*Aim of the task:*
Scan the records below for lines with the word "Invocations", then state how many you find and nothing else.
##### Recorded data
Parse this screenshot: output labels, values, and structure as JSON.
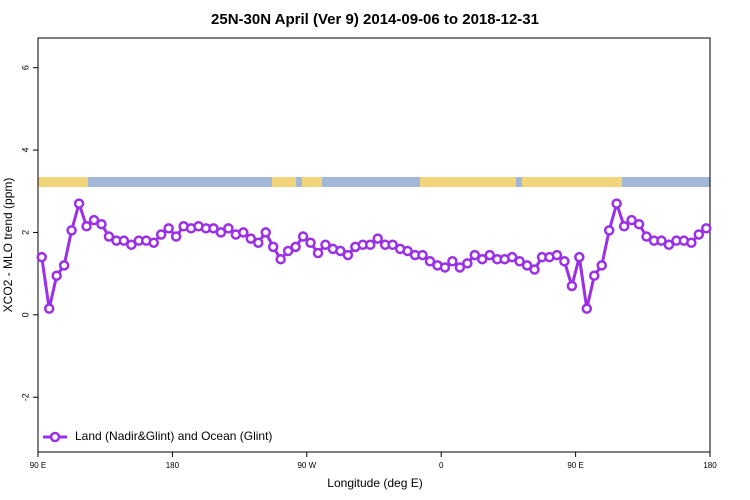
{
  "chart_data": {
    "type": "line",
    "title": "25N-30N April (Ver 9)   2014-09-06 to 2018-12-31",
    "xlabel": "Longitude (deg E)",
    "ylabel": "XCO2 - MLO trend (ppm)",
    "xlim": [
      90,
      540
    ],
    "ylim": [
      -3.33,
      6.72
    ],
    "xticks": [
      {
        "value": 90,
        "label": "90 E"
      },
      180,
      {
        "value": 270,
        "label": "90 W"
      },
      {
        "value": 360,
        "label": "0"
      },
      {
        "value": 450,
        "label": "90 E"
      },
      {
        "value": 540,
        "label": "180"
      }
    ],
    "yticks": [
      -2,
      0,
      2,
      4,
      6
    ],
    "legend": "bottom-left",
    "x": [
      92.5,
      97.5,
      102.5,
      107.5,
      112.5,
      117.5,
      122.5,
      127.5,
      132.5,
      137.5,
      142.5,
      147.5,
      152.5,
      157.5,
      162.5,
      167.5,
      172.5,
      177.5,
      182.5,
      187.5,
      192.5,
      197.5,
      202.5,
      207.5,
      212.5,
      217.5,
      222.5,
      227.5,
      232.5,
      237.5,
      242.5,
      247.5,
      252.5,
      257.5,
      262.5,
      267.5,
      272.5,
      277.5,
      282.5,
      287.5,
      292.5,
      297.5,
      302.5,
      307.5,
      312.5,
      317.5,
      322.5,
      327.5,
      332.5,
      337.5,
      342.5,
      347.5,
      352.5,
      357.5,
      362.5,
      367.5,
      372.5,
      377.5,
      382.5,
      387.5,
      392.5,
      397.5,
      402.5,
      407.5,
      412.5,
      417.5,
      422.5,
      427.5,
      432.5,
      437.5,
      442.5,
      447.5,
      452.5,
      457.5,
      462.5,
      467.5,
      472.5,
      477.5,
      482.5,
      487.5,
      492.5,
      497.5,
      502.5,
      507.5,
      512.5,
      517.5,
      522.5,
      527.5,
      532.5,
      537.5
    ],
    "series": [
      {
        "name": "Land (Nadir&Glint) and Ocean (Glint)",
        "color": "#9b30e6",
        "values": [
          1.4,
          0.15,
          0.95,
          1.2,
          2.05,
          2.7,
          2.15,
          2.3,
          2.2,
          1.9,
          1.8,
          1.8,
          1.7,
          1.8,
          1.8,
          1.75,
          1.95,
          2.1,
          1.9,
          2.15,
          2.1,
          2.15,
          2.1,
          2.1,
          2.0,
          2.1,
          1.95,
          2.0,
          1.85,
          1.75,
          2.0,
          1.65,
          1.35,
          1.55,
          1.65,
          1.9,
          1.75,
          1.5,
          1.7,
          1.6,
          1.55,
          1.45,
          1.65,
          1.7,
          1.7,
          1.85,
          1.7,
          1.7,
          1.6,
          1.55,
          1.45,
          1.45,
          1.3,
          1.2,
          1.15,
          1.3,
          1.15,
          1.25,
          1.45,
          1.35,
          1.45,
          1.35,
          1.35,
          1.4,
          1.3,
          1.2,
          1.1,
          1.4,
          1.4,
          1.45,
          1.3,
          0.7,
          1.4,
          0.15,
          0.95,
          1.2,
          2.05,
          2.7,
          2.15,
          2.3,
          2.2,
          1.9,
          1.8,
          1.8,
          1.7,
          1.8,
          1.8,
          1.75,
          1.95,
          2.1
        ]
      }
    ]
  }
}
##########
##### Recorded data
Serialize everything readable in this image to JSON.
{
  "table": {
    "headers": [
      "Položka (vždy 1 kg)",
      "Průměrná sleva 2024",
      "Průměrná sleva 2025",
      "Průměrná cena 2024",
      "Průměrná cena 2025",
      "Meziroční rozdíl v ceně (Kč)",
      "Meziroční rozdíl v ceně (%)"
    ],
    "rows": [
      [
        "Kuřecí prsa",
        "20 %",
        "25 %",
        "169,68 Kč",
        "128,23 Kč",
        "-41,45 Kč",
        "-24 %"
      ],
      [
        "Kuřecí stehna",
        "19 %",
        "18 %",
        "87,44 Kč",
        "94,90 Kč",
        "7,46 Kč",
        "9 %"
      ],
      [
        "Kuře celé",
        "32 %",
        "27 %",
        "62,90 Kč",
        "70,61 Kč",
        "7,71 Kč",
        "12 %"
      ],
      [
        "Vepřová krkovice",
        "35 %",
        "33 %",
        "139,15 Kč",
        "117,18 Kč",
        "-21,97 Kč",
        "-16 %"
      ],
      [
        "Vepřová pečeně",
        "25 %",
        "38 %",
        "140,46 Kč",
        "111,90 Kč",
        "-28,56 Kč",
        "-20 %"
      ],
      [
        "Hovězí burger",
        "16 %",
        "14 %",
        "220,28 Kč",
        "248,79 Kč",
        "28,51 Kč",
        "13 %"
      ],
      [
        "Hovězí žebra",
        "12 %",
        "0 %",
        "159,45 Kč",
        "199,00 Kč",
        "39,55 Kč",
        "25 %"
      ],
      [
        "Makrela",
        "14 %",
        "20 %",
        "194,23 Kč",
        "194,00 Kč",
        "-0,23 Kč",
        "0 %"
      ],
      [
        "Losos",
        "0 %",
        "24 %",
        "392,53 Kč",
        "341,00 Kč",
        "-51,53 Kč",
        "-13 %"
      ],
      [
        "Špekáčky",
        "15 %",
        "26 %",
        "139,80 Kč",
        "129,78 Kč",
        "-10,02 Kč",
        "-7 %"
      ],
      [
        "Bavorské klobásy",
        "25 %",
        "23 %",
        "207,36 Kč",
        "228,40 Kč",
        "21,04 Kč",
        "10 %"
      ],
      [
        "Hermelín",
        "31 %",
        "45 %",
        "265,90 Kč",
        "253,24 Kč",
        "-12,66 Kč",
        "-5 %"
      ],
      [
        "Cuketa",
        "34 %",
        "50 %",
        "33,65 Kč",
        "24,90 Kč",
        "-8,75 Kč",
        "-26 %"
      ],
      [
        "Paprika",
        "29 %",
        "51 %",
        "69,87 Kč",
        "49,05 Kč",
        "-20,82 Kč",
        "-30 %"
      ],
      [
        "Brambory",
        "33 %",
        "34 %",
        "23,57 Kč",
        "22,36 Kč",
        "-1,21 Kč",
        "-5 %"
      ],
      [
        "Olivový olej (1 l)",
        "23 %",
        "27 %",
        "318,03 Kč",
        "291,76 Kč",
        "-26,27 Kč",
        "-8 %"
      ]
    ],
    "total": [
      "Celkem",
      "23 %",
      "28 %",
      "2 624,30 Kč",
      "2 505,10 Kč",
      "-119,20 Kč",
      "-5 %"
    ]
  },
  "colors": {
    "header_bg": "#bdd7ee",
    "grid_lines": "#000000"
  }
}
##########
##### Recorded data
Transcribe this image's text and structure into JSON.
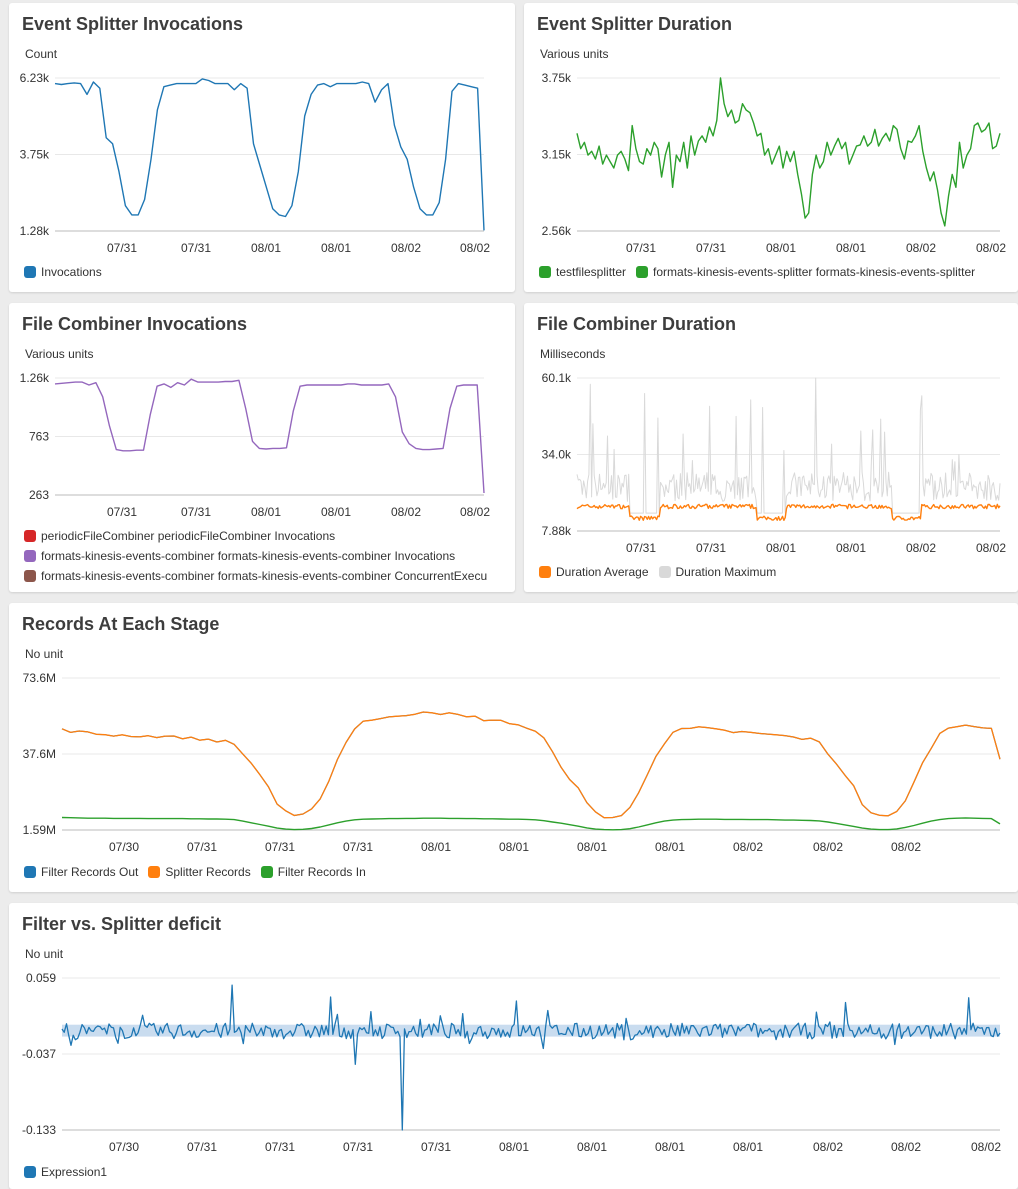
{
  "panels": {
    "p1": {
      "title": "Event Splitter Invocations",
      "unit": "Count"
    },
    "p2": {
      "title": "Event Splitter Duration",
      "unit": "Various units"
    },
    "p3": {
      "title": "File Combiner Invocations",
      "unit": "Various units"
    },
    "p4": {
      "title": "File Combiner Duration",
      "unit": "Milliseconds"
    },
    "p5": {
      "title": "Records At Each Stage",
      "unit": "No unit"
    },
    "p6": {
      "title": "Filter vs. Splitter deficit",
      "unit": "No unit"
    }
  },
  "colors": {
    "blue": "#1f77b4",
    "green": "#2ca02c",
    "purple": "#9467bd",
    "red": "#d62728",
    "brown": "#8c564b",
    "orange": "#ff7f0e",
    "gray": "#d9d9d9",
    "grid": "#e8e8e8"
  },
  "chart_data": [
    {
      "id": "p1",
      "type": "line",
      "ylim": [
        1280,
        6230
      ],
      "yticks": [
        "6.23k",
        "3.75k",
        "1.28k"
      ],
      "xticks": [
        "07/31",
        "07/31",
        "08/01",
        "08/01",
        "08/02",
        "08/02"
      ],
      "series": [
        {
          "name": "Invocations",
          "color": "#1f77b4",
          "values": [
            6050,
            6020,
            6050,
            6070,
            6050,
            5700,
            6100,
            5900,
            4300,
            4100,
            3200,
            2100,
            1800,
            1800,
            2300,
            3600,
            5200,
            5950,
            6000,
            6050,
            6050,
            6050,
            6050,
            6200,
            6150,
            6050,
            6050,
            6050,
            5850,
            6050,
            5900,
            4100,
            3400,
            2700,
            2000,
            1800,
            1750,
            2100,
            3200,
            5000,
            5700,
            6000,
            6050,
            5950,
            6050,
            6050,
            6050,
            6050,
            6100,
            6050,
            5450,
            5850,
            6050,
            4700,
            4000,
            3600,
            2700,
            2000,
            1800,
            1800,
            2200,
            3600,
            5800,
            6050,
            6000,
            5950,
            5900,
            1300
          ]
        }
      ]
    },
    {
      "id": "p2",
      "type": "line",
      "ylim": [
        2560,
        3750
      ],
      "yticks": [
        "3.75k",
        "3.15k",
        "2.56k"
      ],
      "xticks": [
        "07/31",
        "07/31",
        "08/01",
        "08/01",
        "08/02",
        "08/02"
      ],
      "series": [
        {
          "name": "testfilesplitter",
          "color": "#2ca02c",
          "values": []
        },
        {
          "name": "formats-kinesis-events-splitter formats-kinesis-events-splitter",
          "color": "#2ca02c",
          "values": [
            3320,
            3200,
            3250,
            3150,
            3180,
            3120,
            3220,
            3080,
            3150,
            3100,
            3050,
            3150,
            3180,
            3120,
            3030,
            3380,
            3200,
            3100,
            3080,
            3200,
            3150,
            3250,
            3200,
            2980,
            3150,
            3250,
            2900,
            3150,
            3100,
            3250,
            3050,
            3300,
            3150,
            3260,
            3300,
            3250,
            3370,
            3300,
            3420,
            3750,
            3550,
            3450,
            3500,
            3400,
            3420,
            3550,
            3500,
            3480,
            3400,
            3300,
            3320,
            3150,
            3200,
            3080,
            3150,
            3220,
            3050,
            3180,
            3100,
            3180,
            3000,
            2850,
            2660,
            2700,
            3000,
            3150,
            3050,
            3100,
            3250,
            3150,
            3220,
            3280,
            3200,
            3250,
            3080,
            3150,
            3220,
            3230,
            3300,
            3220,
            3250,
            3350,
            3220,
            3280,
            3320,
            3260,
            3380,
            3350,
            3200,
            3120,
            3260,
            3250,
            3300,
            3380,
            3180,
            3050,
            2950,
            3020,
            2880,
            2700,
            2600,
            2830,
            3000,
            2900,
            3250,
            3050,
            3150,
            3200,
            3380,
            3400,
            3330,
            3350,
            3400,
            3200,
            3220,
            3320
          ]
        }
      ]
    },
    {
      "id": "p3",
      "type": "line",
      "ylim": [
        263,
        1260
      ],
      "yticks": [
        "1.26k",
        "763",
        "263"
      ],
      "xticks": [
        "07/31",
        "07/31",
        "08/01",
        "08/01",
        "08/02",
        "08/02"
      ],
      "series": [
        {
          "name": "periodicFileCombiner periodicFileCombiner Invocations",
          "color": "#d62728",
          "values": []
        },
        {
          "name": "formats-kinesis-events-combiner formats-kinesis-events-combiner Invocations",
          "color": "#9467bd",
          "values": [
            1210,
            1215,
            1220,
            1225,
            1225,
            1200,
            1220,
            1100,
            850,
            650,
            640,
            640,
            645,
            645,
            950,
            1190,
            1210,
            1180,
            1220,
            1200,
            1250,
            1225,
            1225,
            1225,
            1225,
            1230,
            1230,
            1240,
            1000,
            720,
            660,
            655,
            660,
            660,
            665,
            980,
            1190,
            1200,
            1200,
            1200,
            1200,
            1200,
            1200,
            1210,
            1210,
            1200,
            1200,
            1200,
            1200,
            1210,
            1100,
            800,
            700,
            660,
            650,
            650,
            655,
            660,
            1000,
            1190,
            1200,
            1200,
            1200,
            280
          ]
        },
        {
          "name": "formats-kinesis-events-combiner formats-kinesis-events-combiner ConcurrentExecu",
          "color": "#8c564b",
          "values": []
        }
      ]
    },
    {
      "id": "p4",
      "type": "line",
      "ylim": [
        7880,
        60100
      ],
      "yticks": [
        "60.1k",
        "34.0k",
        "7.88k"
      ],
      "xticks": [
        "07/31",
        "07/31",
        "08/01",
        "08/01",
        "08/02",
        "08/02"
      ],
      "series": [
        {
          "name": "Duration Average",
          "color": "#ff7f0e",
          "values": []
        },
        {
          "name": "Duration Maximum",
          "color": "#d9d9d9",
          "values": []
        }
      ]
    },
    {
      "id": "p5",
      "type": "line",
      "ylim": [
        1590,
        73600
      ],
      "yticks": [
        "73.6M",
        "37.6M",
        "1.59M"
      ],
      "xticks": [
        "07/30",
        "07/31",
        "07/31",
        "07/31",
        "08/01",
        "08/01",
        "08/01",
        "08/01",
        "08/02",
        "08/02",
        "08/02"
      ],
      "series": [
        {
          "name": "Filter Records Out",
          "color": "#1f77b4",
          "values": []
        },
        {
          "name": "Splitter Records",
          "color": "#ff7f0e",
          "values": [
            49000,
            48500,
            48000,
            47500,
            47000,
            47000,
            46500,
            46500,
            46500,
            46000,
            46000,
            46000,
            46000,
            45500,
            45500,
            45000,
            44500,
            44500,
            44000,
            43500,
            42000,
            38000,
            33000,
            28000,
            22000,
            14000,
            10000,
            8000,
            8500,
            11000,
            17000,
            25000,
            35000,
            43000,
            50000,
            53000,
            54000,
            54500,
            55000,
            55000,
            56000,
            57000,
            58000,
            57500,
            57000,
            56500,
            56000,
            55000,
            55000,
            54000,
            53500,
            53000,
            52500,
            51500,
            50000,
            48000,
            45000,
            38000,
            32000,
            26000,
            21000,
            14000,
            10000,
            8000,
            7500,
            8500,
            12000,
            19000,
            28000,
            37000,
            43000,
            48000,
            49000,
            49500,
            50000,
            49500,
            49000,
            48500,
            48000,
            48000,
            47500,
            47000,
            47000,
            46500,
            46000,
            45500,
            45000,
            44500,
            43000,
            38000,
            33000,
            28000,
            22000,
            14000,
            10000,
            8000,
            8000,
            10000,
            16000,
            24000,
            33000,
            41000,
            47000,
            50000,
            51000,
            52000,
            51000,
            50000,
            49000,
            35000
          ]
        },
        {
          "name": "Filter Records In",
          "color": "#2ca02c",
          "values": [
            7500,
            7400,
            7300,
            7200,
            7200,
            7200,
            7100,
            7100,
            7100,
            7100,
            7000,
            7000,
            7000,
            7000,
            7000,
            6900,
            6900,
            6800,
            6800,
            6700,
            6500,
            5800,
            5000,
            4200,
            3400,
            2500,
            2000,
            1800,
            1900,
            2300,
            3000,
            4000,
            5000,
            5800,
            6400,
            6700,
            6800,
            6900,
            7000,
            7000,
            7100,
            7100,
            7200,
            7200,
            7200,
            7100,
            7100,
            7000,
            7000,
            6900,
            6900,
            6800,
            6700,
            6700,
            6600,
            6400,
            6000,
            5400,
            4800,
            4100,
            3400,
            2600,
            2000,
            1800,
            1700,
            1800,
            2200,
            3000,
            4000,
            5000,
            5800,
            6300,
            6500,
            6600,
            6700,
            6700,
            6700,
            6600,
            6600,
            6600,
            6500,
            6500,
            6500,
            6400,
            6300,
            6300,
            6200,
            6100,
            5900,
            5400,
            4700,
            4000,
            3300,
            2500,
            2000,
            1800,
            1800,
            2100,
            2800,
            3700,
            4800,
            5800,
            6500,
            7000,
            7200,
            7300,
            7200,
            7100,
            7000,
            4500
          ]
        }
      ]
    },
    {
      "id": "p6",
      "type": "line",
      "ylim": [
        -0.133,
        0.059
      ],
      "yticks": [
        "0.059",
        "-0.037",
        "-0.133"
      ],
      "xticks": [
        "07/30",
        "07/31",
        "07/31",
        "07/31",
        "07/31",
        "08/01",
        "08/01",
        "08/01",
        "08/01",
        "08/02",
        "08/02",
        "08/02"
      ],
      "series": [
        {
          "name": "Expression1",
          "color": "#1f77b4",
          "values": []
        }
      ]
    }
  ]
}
##########
*Answer in full:*
5